• [Passage]
○ ○ ○ ○

When you sign your account application, you will be asked to certify that
your Social Security or taxpayer identification number is correct and
whether you are subject to  backup withholding for failing to report income
to the IRS.

Waddell & Reed, Inc. reserves the right to reject any purchase orders,
including purchases by exchange, and it and the Fund reserve the right to
discontinue offering Fund shares for purchase.

Lower sales charges are available by combining additional purchases of
shares of a corresponding class of any of the funds in the United Group, to
the extent otherwise permitted, except United Municipal Bond Fund, Inc.,
United Cash Management, Inc., United Government Securities Fund, Inc. and
United Municipal High Income Fund, Inc., with the net asset value of Class
A shares already held ("rights of accumulation") and by grouping all
purchases of Class A shares made during a thirteen-month period ("Statement
of Intention").  Shares of a corresponding class of another fund purchased
through a contractual plan may not be included unless the plan has been
completed.  Purchases by certain related persons may be grouped.
Additional information and applicable forms are available from Waddell &
Reed account representatives.

○ ○ ○ ○

• [Dataset content]
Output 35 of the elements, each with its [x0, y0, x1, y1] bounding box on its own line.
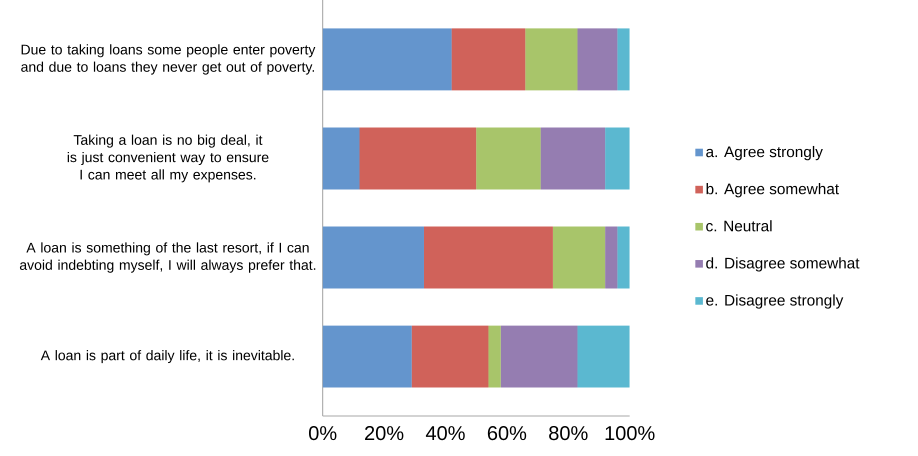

○ ○ ○ ○

• [Short problem A]
Please explain, in one to three sentences, why the fund purchase passage says an account holder may be subject to backup withholding.
• [Short problem B]
Extend the passage on buying fund shares with new text that starts after its last sentence.

• [Written response A]
The passage says an account holder may be subject to backup withholding for failing to report income to the IRS. When signing the account application, the holder must certify whether this applies.

• [Written response B]
Class A shares may be purchased at net asset value by the Directors and
officers of the Fund, employees of Waddell & Reed, Inc., employees of their
affiliates, account representatives of Waddell & Reed, Inc. and the spouse,
children, parents, children's spouses and spouse's parents of each such
Director, officer, employee and account representative.  Purchases of Class
A shares in certain retirement plans and certain trusts for these persons
may also be made at net asset value.  Purchases of Class A shares in a
401(k) plan having 100 or more eligible employees and purchases of Class A
shares in a 457 plan having 100 or more eligible employees may be made at
net asset value.  Shares may also be issued at net asset value in a merger,
acquisition or exchange offer made pursuant to a plan of reorganization to
which the Fund is a party.

Minimum Investments

To Open an Account  $500

For certain exchanges    $100

For certain retirement accounts and accounts opened with Automatic
Investment Service  $50

For certain retirement accounts and accounts opened through payroll
deductions for or by employees of WRIMCO, Waddell & Reed, Inc. and their
affiliates     $25

To Add to an Account

For certain exchanges    $100

For Automatic Investment Service        $25

Adding to Your Account

Subject to the minimums described under "Minimum Investments," you can make
additional investments of any amount at any time.

To add to your account, make your check payable to Waddell & Reed, Inc.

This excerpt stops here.